== EXERCISE INPUTS ==

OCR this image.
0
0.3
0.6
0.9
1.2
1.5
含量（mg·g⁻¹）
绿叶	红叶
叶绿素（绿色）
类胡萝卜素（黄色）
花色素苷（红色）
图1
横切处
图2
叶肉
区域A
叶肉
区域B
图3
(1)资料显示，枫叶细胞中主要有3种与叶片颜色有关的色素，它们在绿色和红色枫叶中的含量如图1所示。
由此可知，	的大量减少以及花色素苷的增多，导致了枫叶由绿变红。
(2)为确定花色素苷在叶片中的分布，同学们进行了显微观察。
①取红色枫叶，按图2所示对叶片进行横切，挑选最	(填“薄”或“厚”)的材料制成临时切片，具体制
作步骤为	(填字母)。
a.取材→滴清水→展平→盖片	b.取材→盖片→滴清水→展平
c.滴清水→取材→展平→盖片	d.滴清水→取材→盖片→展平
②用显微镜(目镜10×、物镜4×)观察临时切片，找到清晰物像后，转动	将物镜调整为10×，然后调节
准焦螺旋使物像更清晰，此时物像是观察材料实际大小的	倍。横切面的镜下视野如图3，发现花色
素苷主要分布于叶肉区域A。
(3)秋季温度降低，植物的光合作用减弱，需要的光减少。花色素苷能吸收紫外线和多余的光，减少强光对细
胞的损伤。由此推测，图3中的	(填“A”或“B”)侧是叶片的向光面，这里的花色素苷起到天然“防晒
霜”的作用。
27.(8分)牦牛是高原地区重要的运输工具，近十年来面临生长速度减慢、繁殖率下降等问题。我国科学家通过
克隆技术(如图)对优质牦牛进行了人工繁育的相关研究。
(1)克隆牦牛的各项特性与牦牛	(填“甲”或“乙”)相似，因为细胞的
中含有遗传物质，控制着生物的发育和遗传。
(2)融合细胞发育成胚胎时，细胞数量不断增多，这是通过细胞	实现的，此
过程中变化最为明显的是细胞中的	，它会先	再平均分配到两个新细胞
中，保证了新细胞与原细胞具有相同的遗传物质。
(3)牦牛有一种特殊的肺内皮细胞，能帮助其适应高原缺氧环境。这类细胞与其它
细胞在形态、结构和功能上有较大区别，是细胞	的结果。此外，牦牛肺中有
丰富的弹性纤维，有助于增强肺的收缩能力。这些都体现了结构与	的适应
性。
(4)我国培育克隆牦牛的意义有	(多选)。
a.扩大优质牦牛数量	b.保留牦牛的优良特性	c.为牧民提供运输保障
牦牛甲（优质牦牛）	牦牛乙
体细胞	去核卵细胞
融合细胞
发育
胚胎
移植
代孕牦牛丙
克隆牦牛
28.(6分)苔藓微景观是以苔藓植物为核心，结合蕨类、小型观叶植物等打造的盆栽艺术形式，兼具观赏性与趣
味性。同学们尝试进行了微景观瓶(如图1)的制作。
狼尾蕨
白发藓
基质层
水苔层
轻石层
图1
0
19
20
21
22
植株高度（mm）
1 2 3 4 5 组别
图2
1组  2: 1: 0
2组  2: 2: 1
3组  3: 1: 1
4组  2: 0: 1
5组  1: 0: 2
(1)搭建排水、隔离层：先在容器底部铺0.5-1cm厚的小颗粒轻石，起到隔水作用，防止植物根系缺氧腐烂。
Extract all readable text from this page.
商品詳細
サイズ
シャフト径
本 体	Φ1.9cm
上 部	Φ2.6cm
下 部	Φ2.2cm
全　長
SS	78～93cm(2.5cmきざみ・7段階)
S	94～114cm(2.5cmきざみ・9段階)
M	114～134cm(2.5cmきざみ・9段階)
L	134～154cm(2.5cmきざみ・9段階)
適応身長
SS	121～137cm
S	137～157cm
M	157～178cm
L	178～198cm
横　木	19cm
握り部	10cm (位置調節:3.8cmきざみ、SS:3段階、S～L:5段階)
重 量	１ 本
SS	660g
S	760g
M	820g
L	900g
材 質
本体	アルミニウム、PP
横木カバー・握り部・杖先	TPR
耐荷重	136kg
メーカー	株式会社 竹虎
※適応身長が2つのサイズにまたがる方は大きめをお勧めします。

===

> **THE EXERCISE**: Output the full listing exactly as it stands.

> **FULL RESPONSE**:
OCR this image.
0
0.3
0.6
0.9
1.2
1.5
含量（mg·g⁻¹）
绿叶	红叶
叶绿素（绿色）
类胡萝卜素（黄色）
花色素苷（红色）
图1
横切处
图2
叶肉
区域A
叶肉
区域B
图3
(1)资料显示，枫叶细胞中主要有3种与叶片颜色有关的色素，它们在绿色和红色枫叶中的含量如图1所示。
由此可知，	的大量减少以及花色素苷的增多，导致了枫叶由绿变红。
(2)为确定花色素苷在叶片中的分布，同学们进行了显微观察。
①取红色枫叶，按图2所示对叶片进行横切，挑选最	(填“薄”或“厚”)的材料制成临时切片，具体制
作步骤为	(填字母)。
a.取材→滴清水→展平→盖片	b.取材→盖片→滴清水→展平
c.滴清水→取材→展平→盖片	d.滴清水→取材→盖片→展平
②用显微镜(目镜10×、物镜4×)观察临时切片，找到清晰物像后，转动	将物镜调整为10×，然后调节
准焦螺旋使物像更清晰，此时物像是观察材料实际大小的	倍。横切面的镜下视野如图3，发现花色
素苷主要分布于叶肉区域A。
(3)秋季温度降低，植物的光合作用减弱，需要的光减少。花色素苷能吸收紫外线和多余的光，减少强光对细
胞的损伤。由此推测，图3中的	(填“A”或“B”)侧是叶片的向光面，这里的花色素苷起到天然“防晒
霜”的作用。
27.(8分)牦牛是高原地区重要的运输工具，近十年来面临生长速度减慢、繁殖率下降等问题。我国科学家通过
克隆技术(如图)对优质牦牛进行了人工繁育的相关研究。
(1)克隆牦牛的各项特性与牦牛	(填“甲”或“乙”)相似，因为细胞的
中含有遗传物质，控制着生物的发育和遗传。
(2)融合细胞发育成胚胎时，细胞数量不断增多，这是通过细胞	实现的，此
过程中变化最为明显的是细胞中的	，它会先	再平均分配到两个新细胞
中，保证了新细胞与原细胞具有相同的遗传物质。
(3)牦牛有一种特殊的肺内皮细胞，能帮助其适应高原缺氧环境。这类细胞与其它
细胞在形态、结构和功能上有较大区别，是细胞	的结果。此外，牦牛肺中有
丰富的弹性纤维，有助于增强肺的收缩能力。这些都体现了结构与	的适应
性。
(4)我国培育克隆牦牛的意义有	(多选)。
a.扩大优质牦牛数量	b.保留牦牛的优良特性	c.为牧民提供运输保障
牦牛甲（优质牦牛）	牦牛乙
体细胞	去核卵细胞
融合细胞
发育
胚胎
移植
代孕牦牛丙
克隆牦牛
28.(6分)苔藓微景观是以苔藓植物为核心，结合蕨类、小型观叶植物等打造的盆栽艺术形式，兼具观赏性与趣
味性。同学们尝试进行了微景观瓶(如图1)的制作。
狼尾蕨
白发藓
基质层
水苔层
轻石层
图1
0
19
20
21
22
植株高度（mm）
1 2 3 4 5 组别
图2
1组  2: 1: 0
2组  2: 2: 1
3组  3: 1: 1
4组  2: 0: 1
5组  1: 0: 2
(1)搭建排水、隔离层：先在容器底部铺0.5-1cm厚的小颗粒轻石，起到隔水作用，防止植物根系缺氧腐烂。
Extract all readable text from this page.
商品詳細
サイズ
シャフト径
本 体	Φ1.9cm
上 部	Φ2.6cm
下 部	Φ2.2cm
全　長
SS	78～93cm(2.5cmきざみ・7段階)
S	94～114cm(2.5cmきざみ・9段階)
M	114～134cm(2.5cmきざみ・9段階)
L	134～154cm(2.5cmきざみ・9段階)
適応身長
SS	121～137cm
S	137～157cm
M	157～178cm
L	178～198cm
横　木	19cm
握り部	10cm (位置調節:3.8cmきざみ、SS:3段階、S～L:5段階)
重 量	１ 本
SS	660g
S	760g
M	820g
L	900g
材 質
本体	アルミニウム、PP
横木カバー・握り部・杖先	TPR
耐荷重	136kg
メーカー	株式会社 竹虎
※適応身長が2つのサイズにまたがる方は大きめをお勧めします。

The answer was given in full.